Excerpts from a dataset
------------------------------------

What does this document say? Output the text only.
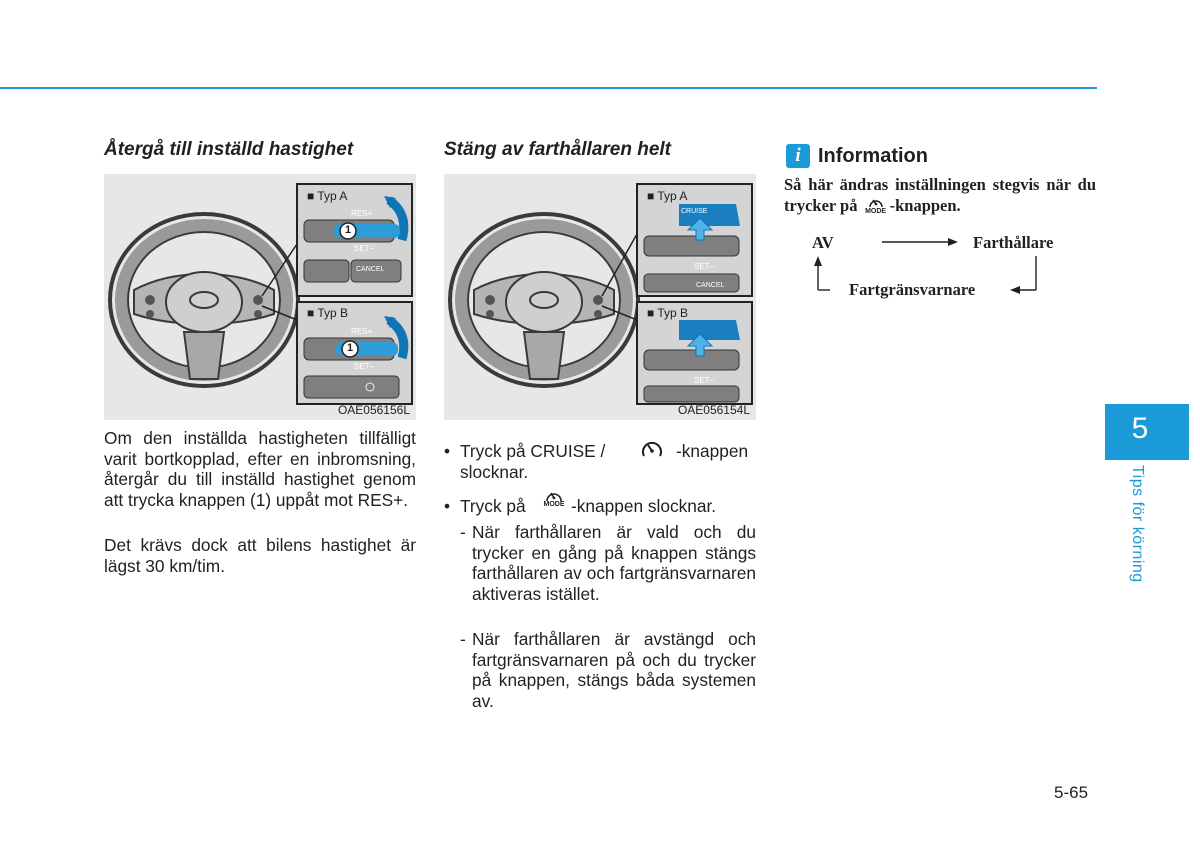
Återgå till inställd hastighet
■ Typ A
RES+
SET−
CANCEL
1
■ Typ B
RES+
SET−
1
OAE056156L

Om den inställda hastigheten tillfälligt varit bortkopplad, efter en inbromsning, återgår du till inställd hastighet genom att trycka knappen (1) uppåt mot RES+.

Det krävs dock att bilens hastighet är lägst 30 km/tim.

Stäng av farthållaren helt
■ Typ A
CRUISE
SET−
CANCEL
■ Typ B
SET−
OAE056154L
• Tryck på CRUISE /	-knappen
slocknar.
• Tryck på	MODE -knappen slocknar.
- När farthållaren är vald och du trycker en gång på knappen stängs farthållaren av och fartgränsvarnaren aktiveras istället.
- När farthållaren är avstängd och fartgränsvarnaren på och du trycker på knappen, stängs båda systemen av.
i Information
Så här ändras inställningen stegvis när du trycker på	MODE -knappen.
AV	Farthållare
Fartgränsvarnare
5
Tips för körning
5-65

------------------------------------

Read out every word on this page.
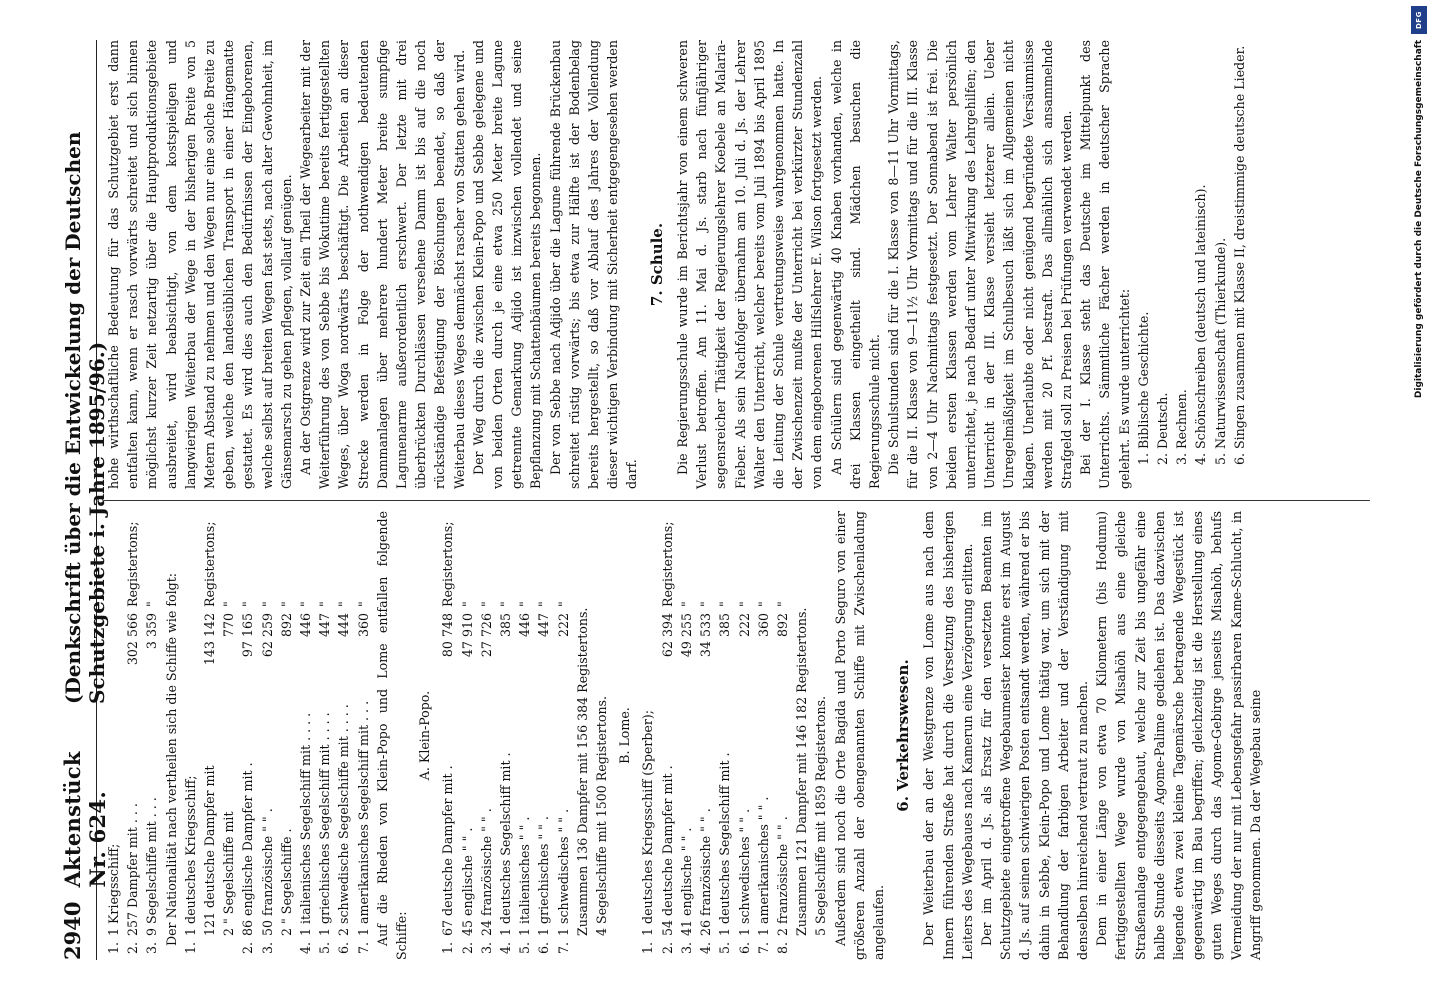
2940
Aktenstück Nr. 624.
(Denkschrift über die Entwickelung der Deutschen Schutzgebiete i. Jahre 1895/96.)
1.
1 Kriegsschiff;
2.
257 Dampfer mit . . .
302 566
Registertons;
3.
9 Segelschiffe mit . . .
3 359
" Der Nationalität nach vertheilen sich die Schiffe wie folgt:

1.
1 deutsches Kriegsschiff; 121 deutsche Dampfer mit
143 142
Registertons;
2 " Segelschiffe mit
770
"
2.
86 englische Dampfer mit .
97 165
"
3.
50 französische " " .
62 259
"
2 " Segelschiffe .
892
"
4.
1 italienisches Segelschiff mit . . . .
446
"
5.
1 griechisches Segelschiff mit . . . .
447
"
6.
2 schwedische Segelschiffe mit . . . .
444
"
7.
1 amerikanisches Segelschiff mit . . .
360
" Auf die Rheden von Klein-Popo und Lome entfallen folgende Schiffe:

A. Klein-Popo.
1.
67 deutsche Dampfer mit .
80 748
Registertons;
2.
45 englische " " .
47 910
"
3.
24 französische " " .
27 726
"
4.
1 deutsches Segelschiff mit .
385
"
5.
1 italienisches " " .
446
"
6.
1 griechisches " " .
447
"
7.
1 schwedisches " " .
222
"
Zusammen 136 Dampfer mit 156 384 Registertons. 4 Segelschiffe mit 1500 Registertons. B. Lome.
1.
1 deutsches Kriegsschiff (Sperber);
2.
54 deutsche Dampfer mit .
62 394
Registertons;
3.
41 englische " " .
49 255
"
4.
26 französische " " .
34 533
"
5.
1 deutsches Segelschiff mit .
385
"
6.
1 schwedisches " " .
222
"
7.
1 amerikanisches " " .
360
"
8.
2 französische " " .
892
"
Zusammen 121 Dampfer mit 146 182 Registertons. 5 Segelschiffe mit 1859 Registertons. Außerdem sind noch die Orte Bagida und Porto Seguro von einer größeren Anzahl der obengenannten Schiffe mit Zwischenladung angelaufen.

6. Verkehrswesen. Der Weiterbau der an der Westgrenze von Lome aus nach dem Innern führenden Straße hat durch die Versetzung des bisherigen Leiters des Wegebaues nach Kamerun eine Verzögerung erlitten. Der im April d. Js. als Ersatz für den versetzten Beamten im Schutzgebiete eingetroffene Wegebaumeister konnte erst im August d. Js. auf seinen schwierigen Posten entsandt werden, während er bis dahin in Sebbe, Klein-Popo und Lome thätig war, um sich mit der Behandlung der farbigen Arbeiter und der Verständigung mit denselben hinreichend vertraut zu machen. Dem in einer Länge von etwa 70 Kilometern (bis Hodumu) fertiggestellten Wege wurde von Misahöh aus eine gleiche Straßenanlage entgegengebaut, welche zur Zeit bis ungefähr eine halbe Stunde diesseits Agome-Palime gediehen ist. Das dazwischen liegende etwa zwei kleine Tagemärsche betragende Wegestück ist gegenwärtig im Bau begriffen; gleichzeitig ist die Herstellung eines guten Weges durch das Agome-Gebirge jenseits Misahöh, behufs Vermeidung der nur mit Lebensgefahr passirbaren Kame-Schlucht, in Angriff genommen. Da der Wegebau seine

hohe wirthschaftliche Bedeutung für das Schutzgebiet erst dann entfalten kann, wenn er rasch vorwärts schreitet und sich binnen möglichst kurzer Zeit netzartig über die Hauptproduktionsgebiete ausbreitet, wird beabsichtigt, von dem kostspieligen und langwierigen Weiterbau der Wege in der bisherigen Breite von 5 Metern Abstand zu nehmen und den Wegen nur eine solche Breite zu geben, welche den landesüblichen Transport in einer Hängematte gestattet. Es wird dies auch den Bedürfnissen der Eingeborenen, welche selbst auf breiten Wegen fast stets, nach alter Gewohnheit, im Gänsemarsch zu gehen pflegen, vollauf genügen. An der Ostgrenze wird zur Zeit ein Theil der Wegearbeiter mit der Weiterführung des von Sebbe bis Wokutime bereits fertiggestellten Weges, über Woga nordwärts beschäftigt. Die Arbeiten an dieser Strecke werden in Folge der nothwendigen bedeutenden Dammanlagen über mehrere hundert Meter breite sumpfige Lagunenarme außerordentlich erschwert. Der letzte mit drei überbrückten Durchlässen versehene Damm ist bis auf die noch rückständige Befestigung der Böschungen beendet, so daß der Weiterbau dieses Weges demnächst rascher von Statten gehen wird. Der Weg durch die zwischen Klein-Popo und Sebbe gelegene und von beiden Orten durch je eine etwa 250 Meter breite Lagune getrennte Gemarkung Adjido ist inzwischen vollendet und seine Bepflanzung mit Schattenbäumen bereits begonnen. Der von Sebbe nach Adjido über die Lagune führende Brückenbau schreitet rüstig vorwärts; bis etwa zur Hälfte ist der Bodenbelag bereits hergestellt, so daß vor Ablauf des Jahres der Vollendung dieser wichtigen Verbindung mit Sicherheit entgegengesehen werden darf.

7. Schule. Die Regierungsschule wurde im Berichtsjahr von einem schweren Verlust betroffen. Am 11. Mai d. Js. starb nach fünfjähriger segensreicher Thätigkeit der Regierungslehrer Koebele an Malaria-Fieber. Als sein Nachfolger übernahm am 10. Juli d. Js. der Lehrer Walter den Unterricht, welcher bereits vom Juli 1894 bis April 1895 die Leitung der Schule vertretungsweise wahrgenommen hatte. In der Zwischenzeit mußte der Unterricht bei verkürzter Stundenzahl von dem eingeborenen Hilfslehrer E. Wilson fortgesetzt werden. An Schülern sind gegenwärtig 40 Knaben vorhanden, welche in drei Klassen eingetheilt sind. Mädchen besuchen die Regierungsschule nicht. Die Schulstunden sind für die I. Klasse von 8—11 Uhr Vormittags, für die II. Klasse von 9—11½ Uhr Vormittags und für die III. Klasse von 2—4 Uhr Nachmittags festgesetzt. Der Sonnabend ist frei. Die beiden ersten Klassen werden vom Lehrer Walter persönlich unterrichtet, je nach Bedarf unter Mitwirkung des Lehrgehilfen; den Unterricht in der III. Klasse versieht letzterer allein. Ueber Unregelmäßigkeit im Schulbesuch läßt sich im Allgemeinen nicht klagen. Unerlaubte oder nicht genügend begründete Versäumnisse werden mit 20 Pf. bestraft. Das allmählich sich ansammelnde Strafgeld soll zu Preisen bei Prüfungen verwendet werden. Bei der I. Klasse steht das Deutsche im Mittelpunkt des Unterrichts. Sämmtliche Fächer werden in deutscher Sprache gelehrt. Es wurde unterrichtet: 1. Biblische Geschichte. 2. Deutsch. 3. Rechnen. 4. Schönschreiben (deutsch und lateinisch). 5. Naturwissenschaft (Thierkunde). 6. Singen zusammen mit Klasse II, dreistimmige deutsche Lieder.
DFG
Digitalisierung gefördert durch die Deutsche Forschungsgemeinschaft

------------------------------------

GOAL OF THE EXERCISE
All lines in the entries above that hold the word "hastighet" need to be copied.

RESPONSE FOR THIS EXERCISE
Återgå till inställd hastighet
Om den inställda hastigheten tillfälligt varit bortkopplad, efter en inbromsning, återgår du till inställd hastighet genom att trycka knappen (1) uppåt mot RES+.
Det krävs dock att bilens hastighet är lägst 30 km/tim.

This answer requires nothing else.